## Stated goal
Give the data again, word for word.

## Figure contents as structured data
<<<<

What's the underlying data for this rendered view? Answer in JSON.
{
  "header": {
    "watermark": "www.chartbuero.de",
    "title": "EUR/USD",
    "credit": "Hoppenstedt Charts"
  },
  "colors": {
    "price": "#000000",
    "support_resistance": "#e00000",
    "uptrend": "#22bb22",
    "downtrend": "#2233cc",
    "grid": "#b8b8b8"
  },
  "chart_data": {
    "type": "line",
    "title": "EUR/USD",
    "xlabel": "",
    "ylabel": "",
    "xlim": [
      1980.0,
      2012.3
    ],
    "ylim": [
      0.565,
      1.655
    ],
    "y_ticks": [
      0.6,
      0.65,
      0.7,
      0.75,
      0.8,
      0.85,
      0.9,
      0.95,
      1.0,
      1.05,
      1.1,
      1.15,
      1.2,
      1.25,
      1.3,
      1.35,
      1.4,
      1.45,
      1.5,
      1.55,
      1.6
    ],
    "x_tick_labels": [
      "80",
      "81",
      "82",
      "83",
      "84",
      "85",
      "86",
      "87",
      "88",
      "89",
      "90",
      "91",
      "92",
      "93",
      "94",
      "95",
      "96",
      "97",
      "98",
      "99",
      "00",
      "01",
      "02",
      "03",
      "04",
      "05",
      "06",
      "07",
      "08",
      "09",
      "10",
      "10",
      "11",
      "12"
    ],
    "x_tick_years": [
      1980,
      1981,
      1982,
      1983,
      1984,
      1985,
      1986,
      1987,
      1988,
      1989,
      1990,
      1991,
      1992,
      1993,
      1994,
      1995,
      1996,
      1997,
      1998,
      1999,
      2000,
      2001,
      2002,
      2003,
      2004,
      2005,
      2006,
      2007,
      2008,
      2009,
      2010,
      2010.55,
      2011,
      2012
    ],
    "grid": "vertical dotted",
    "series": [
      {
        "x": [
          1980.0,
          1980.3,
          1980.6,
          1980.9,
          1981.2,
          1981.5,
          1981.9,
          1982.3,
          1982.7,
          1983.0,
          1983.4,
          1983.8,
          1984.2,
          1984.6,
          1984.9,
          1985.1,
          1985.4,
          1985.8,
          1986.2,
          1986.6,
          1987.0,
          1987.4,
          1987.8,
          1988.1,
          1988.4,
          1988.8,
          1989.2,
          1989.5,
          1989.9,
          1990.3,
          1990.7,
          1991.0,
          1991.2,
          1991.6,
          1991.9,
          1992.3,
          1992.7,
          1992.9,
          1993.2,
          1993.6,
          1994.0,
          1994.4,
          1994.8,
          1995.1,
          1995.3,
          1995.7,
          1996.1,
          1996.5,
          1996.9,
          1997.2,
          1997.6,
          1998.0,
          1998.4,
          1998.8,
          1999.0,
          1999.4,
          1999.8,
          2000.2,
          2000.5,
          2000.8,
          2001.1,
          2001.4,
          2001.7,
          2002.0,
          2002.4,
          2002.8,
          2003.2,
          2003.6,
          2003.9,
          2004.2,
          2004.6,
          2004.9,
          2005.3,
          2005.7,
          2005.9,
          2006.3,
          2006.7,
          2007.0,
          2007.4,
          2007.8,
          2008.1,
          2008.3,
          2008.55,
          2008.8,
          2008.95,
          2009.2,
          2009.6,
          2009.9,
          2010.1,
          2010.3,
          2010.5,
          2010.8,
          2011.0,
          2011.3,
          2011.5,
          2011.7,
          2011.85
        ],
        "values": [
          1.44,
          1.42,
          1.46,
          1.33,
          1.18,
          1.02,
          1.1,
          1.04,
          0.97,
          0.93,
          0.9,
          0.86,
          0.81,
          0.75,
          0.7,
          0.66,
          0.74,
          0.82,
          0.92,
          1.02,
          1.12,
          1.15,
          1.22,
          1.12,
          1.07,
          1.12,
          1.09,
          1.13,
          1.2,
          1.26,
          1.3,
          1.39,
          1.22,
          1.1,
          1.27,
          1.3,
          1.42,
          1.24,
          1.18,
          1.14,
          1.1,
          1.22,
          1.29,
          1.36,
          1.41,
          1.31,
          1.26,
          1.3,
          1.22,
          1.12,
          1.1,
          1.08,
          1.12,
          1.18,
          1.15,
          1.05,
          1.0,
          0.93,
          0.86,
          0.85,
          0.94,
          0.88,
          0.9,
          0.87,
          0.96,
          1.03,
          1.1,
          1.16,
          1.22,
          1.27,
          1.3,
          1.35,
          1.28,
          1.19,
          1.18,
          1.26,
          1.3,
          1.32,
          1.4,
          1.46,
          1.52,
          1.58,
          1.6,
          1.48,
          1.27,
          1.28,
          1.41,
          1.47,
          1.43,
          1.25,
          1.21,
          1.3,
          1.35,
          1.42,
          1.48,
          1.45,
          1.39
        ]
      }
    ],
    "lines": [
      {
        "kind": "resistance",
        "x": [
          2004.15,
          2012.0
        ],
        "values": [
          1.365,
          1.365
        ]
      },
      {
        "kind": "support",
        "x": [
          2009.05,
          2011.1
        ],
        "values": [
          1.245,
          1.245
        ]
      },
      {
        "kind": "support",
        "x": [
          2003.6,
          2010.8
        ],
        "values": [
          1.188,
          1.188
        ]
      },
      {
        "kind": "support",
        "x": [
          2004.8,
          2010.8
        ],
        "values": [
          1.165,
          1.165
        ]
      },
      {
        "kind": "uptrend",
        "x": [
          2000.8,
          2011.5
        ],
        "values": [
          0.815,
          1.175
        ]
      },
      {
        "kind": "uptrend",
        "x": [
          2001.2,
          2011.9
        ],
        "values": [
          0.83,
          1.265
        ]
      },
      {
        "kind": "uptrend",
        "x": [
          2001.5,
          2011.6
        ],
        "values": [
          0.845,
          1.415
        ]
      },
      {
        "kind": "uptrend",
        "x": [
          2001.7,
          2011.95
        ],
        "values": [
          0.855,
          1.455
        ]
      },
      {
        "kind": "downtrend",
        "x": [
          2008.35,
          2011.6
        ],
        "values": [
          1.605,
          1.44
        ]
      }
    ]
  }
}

>>>>

## Finished answer
What's the underlying data for this rendered view? Answer in JSON.
{
  "header": {
    "watermark": "www.chartbuero.de",
    "title": "EUR/USD",
    "credit": "Hoppenstedt Charts"
  },
  "colors": {
    "price": "#000000",
    "support_resistance": "#e00000",
    "uptrend": "#22bb22",
    "downtrend": "#2233cc",
    "grid": "#b8b8b8"
  },
  "chart_data": {
    "type": "line",
    "title": "EUR/USD",
    "xlabel": "",
    "ylabel": "",
    "xlim": [
      1980.0,
      2012.3
    ],
    "ylim": [
      0.565,
      1.655
    ],
    "y_ticks": [
      0.6,
      0.65,
      0.7,
      0.75,
      0.8,
      0.85,
      0.9,
      0.95,
      1.0,
      1.05,
      1.1,
      1.15,
      1.2,
      1.25,
      1.3,
      1.35,
      1.4,
      1.45,
      1.5,
      1.55,
      1.6
    ],
    "x_tick_labels": [
      "80",
      "81",
      "82",
      "83",
      "84",
      "85",
      "86",
      "87",
      "88",
      "89",
      "90",
      "91",
      "92",
      "93",
      "94",
      "95",
      "96",
      "97",
      "98",
      "99",
      "00",
      "01",
      "02",
      "03",
      "04",
      "05",
      "06",
      "07",
      "08",
      "09",
      "10",
      "10",
      "11",
      "12"
    ],
    "x_tick_years": [
      1980,
      1981,
      1982,
      1983,
      1984,
      1985,
      1986,
      1987,
      1988,
      1989,
      1990,
      1991,
      1992,
      1993,
      1994,
      1995,
      1996,
      1997,
      1998,
      1999,
      2000,
      2001,
      2002,
      2003,
      2004,
      2005,
      2006,
      2007,
      2008,
      2009,
      2010,
      2010.55,
      2011,
      2012
    ],
    "grid": "vertical dotted",
    "series": [
      {
        "x": [
          1980.0,
          1980.3,
          1980.6,
          1980.9,
          1981.2,
          1981.5,
          1981.9,
          1982.3,
          1982.7,
          1983.0,
          1983.4,
          1983.8,
          1984.2,
          1984.6,
          1984.9,
          1985.1,
          1985.4,
          1985.8,
          1986.2,
          1986.6,
          1987.0,
          1987.4,
          1987.8,
          1988.1,
          1988.4,
          1988.8,
          1989.2,
          1989.5,
          1989.9,
          1990.3,
          1990.7,
          1991.0,
          1991.2,
          1991.6,
          1991.9,
          1992.3,
          1992.7,
          1992.9,
          1993.2,
          1993.6,
          1994.0,
          1994.4,
          1994.8,
          1995.1,
          1995.3,
          1995.7,
          1996.1,
          1996.5,
          1996.9,
          1997.2,
          1997.6,
          1998.0,
          1998.4,
          1998.8,
          1999.0,
          1999.4,
          1999.8,
          2000.2,
          2000.5,
          2000.8,
          2001.1,
          2001.4,
          2001.7,
          2002.0,
          2002.4,
          2002.8,
          2003.2,
          2003.6,
          2003.9,
          2004.2,
          2004.6,
          2004.9,
          2005.3,
          2005.7,
          2005.9,
          2006.3,
          2006.7,
          2007.0,
          2007.4,
          2007.8,
          2008.1,
          2008.3,
          2008.55,
          2008.8,
          2008.95,
          2009.2,
          2009.6,
          2009.9,
          2010.1,
          2010.3,
          2010.5,
          2010.8,
          2011.0,
          2011.3,
          2011.5,
          2011.7,
          2011.85
        ],
        "values": [
          1.44,
          1.42,
          1.46,
          1.33,
          1.18,
          1.02,
          1.1,
          1.04,
          0.97,
          0.93,
          0.9,
          0.86,
          0.81,
          0.75,
          0.7,
          0.66,
          0.74,
          0.82,
          0.92,
          1.02,
          1.12,
          1.15,
          1.22,
          1.12,
          1.07,
          1.12,
          1.09,
          1.13,
          1.2,
          1.26,
          1.3,
          1.39,
          1.22,
          1.1,
          1.27,
          1.3,
          1.42,
          1.24,
          1.18,
          1.14,
          1.1,
          1.22,
          1.29,
          1.36,
          1.41,
          1.31,
          1.26,
          1.3,
          1.22,
          1.12,
          1.1,
          1.08,
          1.12,
          1.18,
          1.15,
          1.05,
          1.0,
          0.93,
          0.86,
          0.85,
          0.94,
          0.88,
          0.9,
          0.87,
          0.96,
          1.03,
          1.1,
          1.16,
          1.22,
          1.27,
          1.3,
          1.35,
          1.28,
          1.19,
          1.18,
          1.26,
          1.3,
          1.32,
          1.4,
          1.46,
          1.52,
          1.58,
          1.6,
          1.48,
          1.27,
          1.28,
          1.41,
          1.47,
          1.43,
          1.25,
          1.21,
          1.3,
          1.35,
          1.42,
          1.48,
          1.45,
          1.39
        ]
      }
    ],
    "lines": [
      {
        "kind": "resistance",
        "x": [
          2004.15,
          2012.0
        ],
        "values": [
          1.365,
          1.365
        ]
      },
      {
        "kind": "support",
        "x": [
          2009.05,
          2011.1
        ],
        "values": [
          1.245,
          1.245
        ]
      },
      {
        "kind": "support",
        "x": [
          2003.6,
          2010.8
        ],
        "values": [
          1.188,
          1.188
        ]
      },
      {
        "kind": "support",
        "x": [
          2004.8,
          2010.8
        ],
        "values": [
          1.165,
          1.165
        ]
      },
      {
        "kind": "uptrend",
        "x": [
          2000.8,
          2011.5
        ],
        "values": [
          0.815,
          1.175
        ]
      },
      {
        "kind": "uptrend",
        "x": [
          2001.2,
          2011.9
        ],
        "values": [
          0.83,
          1.265
        ]
      },
      {
        "kind": "uptrend",
        "x": [
          2001.5,
          2011.6
        ],
        "values": [
          0.845,
          1.415
        ]
      },
      {
        "kind": "uptrend",
        "x": [
          2001.7,
          2011.95
        ],
        "values": [
          0.855,
          1.455
        ]
      },
      {
        "kind": "downtrend",
        "x": [
          2008.35,
          2011.6
        ],
        "values": [
          1.605,
          1.44
        ]
      }
    ]
  }
}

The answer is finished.